◆ Work to do:
Quote all entries exactly, leaving pictures aside.

Rows from a figure dataset
▼▼▼

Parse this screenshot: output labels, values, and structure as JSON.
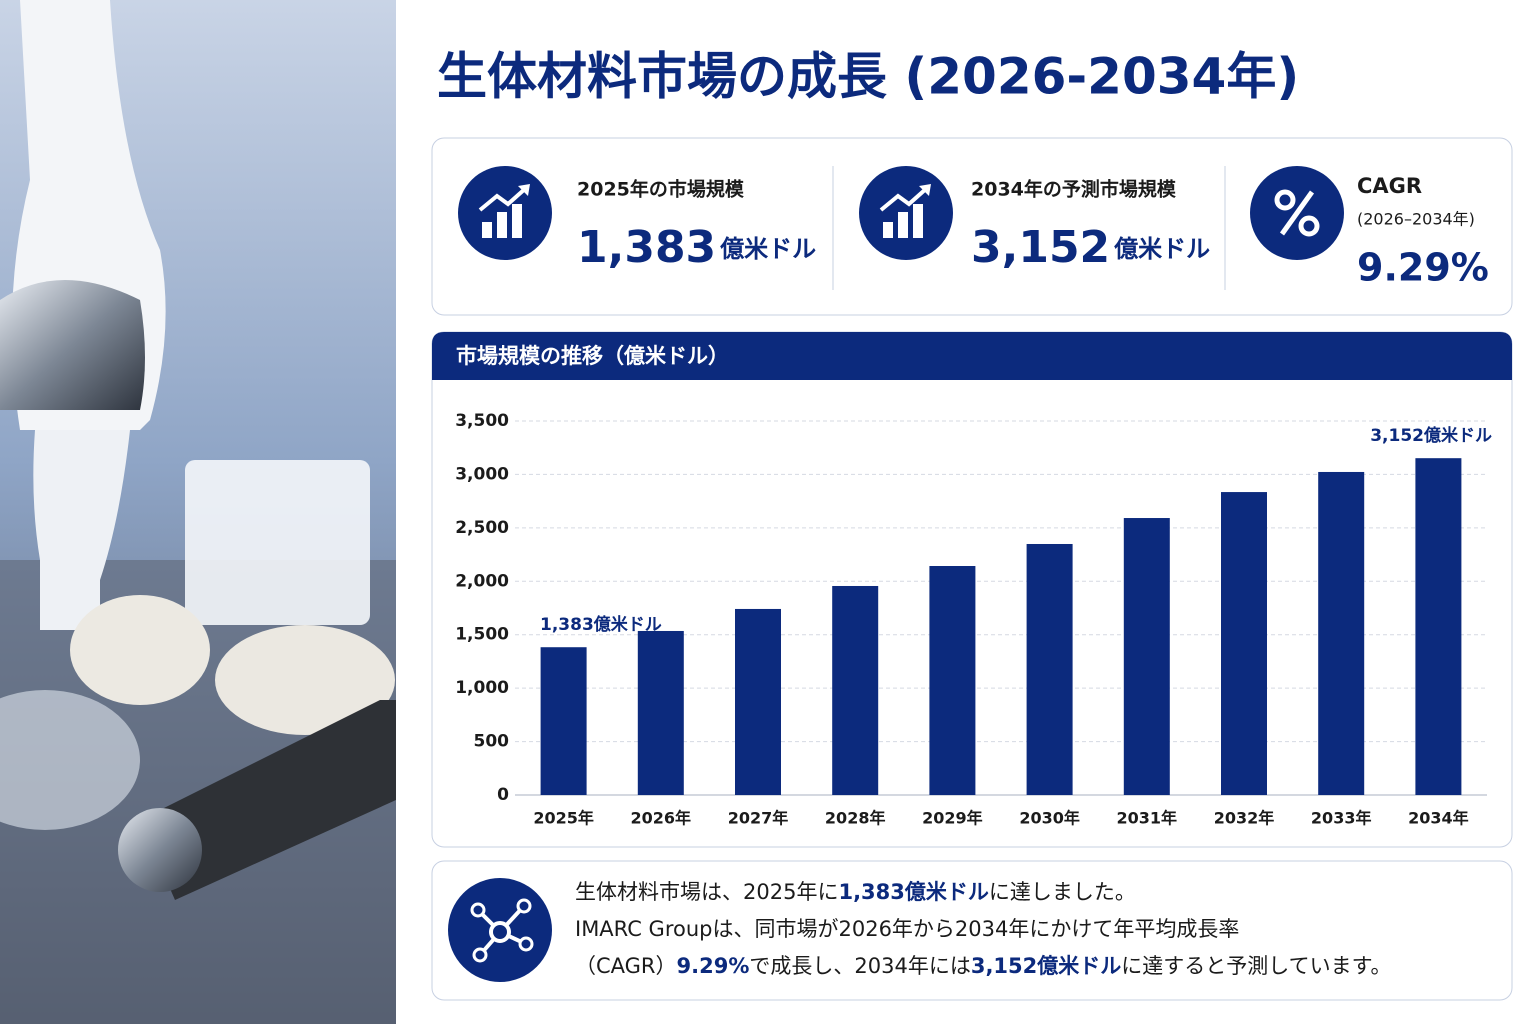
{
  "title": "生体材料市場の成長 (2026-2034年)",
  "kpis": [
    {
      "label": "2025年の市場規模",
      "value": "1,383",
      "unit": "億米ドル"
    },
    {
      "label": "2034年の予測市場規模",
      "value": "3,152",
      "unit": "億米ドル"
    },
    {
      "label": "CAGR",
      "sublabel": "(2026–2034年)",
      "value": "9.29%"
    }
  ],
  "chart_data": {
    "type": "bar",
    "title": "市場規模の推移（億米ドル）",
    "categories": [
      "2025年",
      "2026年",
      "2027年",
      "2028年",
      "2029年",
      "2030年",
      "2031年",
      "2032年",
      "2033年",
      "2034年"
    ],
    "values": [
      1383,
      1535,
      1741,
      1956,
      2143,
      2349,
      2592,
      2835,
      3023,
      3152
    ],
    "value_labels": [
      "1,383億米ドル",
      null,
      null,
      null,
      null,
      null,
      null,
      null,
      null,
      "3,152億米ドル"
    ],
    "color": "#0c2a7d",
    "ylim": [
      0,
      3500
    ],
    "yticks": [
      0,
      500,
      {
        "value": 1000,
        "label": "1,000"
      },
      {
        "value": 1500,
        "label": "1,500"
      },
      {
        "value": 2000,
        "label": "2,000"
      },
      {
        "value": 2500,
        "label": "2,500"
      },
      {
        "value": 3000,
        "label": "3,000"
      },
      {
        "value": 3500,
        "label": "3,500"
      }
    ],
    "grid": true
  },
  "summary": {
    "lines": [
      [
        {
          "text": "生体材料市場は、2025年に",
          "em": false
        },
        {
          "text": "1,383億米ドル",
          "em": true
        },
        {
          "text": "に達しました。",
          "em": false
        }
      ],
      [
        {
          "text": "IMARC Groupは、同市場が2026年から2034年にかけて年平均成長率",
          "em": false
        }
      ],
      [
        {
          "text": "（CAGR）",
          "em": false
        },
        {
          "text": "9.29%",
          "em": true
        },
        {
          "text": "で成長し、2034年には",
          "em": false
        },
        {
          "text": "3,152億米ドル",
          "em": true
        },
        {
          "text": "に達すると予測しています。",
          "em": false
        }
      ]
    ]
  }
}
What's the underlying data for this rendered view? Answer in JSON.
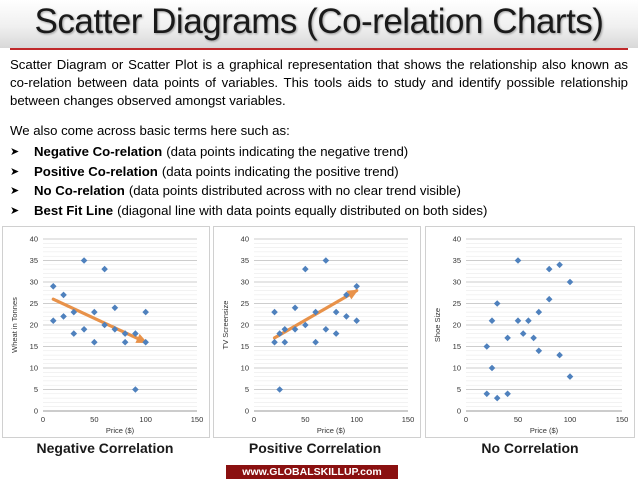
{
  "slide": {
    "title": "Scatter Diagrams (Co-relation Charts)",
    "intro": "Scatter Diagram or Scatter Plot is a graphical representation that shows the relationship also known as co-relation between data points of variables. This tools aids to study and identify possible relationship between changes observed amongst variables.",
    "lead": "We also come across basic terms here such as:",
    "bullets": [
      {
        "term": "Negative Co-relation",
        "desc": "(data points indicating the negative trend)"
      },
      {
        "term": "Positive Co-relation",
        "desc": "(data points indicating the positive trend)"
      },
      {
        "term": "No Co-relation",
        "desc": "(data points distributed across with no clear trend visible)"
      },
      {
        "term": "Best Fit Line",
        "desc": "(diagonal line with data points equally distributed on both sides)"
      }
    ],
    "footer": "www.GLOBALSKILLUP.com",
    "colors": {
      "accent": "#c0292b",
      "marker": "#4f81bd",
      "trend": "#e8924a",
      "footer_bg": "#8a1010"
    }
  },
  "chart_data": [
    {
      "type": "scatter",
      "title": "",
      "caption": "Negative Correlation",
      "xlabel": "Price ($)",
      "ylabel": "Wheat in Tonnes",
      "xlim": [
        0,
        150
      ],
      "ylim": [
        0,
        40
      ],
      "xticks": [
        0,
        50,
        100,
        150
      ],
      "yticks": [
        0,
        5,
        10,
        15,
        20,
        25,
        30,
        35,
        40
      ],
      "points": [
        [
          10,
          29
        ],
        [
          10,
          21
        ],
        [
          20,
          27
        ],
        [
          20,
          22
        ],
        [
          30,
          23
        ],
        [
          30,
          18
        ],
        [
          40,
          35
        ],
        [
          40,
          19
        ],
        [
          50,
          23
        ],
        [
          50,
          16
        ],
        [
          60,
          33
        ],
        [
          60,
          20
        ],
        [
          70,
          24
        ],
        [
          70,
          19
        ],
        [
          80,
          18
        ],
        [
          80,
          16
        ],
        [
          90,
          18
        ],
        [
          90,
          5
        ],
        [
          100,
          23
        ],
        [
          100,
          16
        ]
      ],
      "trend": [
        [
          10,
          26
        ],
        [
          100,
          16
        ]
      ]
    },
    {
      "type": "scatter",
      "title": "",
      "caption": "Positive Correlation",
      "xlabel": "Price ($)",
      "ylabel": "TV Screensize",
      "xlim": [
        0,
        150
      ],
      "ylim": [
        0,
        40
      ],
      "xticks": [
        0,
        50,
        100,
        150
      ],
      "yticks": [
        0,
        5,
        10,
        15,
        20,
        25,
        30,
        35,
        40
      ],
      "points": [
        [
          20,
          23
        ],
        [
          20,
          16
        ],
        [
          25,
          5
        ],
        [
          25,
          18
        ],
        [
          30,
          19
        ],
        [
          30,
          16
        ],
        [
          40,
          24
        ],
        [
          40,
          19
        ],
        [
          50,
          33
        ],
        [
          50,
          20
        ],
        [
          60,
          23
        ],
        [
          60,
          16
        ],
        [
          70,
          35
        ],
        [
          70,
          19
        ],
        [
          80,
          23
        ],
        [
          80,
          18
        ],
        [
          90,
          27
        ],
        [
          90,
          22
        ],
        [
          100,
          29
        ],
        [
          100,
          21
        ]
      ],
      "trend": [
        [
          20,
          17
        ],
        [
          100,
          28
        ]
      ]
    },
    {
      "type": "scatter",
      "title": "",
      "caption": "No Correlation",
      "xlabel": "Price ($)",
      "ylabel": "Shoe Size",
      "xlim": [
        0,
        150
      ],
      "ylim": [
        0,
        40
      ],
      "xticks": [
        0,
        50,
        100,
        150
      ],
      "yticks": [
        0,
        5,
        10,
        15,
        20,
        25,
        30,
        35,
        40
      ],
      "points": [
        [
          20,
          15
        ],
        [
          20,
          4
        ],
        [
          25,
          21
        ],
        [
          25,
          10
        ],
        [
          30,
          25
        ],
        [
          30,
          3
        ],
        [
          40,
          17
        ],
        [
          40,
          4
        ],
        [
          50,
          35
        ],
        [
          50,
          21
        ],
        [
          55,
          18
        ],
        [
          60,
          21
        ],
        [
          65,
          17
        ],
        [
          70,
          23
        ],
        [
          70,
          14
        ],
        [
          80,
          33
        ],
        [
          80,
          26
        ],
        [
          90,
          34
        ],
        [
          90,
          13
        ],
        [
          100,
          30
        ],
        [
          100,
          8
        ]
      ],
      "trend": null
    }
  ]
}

▲▲▲

◆ Exercise result:
Parse this screenshot: output labels, values, and structure as JSON.
{
  "title": "生体材料市場の成長 (2026-2034年)",
  "kpis": [
    {
      "label": "2025年の市場規模",
      "value": "1,383",
      "unit": "億米ドル"
    },
    {
      "label": "2034年の予測市場規模",
      "value": "3,152",
      "unit": "億米ドル"
    },
    {
      "label": "CAGR",
      "sublabel": "(2026–2034年)",
      "value": "9.29%"
    }
  ],
  "chart_data": {
    "type": "bar",
    "title": "市場規模の推移（億米ドル）",
    "categories": [
      "2025年",
      "2026年",
      "2027年",
      "2028年",
      "2029年",
      "2030年",
      "2031年",
      "2032年",
      "2033年",
      "2034年"
    ],
    "values": [
      1383,
      1535,
      1741,
      1956,
      2143,
      2349,
      2592,
      2835,
      3023,
      3152
    ],
    "value_labels": [
      "1,383億米ドル",
      null,
      null,
      null,
      null,
      null,
      null,
      null,
      null,
      "3,152億米ドル"
    ],
    "color": "#0c2a7d",
    "ylim": [
      0,
      3500
    ],
    "yticks": [
      0,
      500,
      {
        "value": 1000,
        "label": "1,000"
      },
      {
        "value": 1500,
        "label": "1,500"
      },
      {
        "value": 2000,
        "label": "2,000"
      },
      {
        "value": 2500,
        "label": "2,500"
      },
      {
        "value": 3000,
        "label": "3,000"
      },
      {
        "value": 3500,
        "label": "3,500"
      }
    ],
    "grid": true
  },
  "summary": {
    "lines": [
      [
        {
          "text": "生体材料市場は、2025年に",
          "em": false
        },
        {
          "text": "1,383億米ドル",
          "em": true
        },
        {
          "text": "に達しました。",
          "em": false
        }
      ],
      [
        {
          "text": "IMARC Groupは、同市場が2026年から2034年にかけて年平均成長率",
          "em": false
        }
      ],
      [
        {
          "text": "（CAGR）",
          "em": false
        },
        {
          "text": "9.29%",
          "em": true
        },
        {
          "text": "で成長し、2034年には",
          "em": false
        },
        {
          "text": "3,152億米ドル",
          "em": true
        },
        {
          "text": "に達すると予測しています。",
          "em": false
        }
      ]
    ]
  }
}
What's the underlying data for this rendered view? Answer in JSON.
{
  "slide": {
    "title": "Scatter Diagrams (Co-relation Charts)",
    "intro": "Scatter Diagram or Scatter Plot is a graphical representation that shows the relationship also known as co-relation between data points of variables. This tools aids to study and identify possible relationship between changes observed amongst variables.",
    "lead": "We also come across basic terms here such as:",
    "bullets": [
      {
        "term": "Negative Co-relation",
        "desc": "(data points indicating the negative trend)"
      },
      {
        "term": "Positive Co-relation",
        "desc": "(data points indicating the positive trend)"
      },
      {
        "term": "No Co-relation",
        "desc": "(data points distributed across with no clear trend visible)"
      },
      {
        "term": "Best Fit Line",
        "desc": "(diagonal line with data points equally distributed on both sides)"
      }
    ],
    "footer": "www.GLOBALSKILLUP.com",
    "colors": {
      "accent": "#c0292b",
      "marker": "#4f81bd",
      "trend": "#e8924a",
      "footer_bg": "#8a1010"
    }
  },
  "chart_data": [
    {
      "type": "scatter",
      "title": "",
      "caption": "Negative Correlation",
      "xlabel": "Price ($)",
      "ylabel": "Wheat in Tonnes",
      "xlim": [
        0,
        150
      ],
      "ylim": [
        0,
        40
      ],
      "xticks": [
        0,
        50,
        100,
        150
      ],
      "yticks": [
        0,
        5,
        10,
        15,
        20,
        25,
        30,
        35,
        40
      ],
      "points": [
        [
          10,
          29
        ],
        [
          10,
          21
        ],
        [
          20,
          27
        ],
        [
          20,
          22
        ],
        [
          30,
          23
        ],
        [
          30,
          18
        ],
        [
          40,
          35
        ],
        [
          40,
          19
        ],
        [
          50,
          23
        ],
        [
          50,
          16
        ],
        [
          60,
          33
        ],
        [
          60,
          20
        ],
        [
          70,
          24
        ],
        [
          70,
          19
        ],
        [
          80,
          18
        ],
        [
          80,
          16
        ],
        [
          90,
          18
        ],
        [
          90,
          5
        ],
        [
          100,
          23
        ],
        [
          100,
          16
        ]
      ],
      "trend": [
        [
          10,
          26
        ],
        [
          100,
          16
        ]
      ]
    },
    {
      "type": "scatter",
      "title": "",
      "caption": "Positive Correlation",
      "xlabel": "Price ($)",
      "ylabel": "TV Screensize",
      "xlim": [
        0,
        150
      ],
      "ylim": [
        0,
        40
      ],
      "xticks": [
        0,
        50,
        100,
        150
      ],
      "yticks": [
        0,
        5,
        10,
        15,
        20,
        25,
        30,
        35,
        40
      ],
      "points": [
        [
          20,
          23
        ],
        [
          20,
          16
        ],
        [
          25,
          5
        ],
        [
          25,
          18
        ],
        [
          30,
          19
        ],
        [
          30,
          16
        ],
        [
          40,
          24
        ],
        [
          40,
          19
        ],
        [
          50,
          33
        ],
        [
          50,
          20
        ],
        [
          60,
          23
        ],
        [
          60,
          16
        ],
        [
          70,
          35
        ],
        [
          70,
          19
        ],
        [
          80,
          23
        ],
        [
          80,
          18
        ],
        [
          90,
          27
        ],
        [
          90,
          22
        ],
        [
          100,
          29
        ],
        [
          100,
          21
        ]
      ],
      "trend": [
        [
          20,
          17
        ],
        [
          100,
          28
        ]
      ]
    },
    {
      "type": "scatter",
      "title": "",
      "caption": "No Correlation",
      "xlabel": "Price ($)",
      "ylabel": "Shoe Size",
      "xlim": [
        0,
        150
      ],
      "ylim": [
        0,
        40
      ],
      "xticks": [
        0,
        50,
        100,
        150
      ],
      "yticks": [
        0,
        5,
        10,
        15,
        20,
        25,
        30,
        35,
        40
      ],
      "points": [
        [
          20,
          15
        ],
        [
          20,
          4
        ],
        [
          25,
          21
        ],
        [
          25,
          10
        ],
        [
          30,
          25
        ],
        [
          30,
          3
        ],
        [
          40,
          17
        ],
        [
          40,
          4
        ],
        [
          50,
          35
        ],
        [
          50,
          21
        ],
        [
          55,
          18
        ],
        [
          60,
          21
        ],
        [
          65,
          17
        ],
        [
          70,
          23
        ],
        [
          70,
          14
        ],
        [
          80,
          33
        ],
        [
          80,
          26
        ],
        [
          90,
          34
        ],
        [
          90,
          13
        ],
        [
          100,
          30
        ],
        [
          100,
          8
        ]
      ],
      "trend": null
    }
  ]
}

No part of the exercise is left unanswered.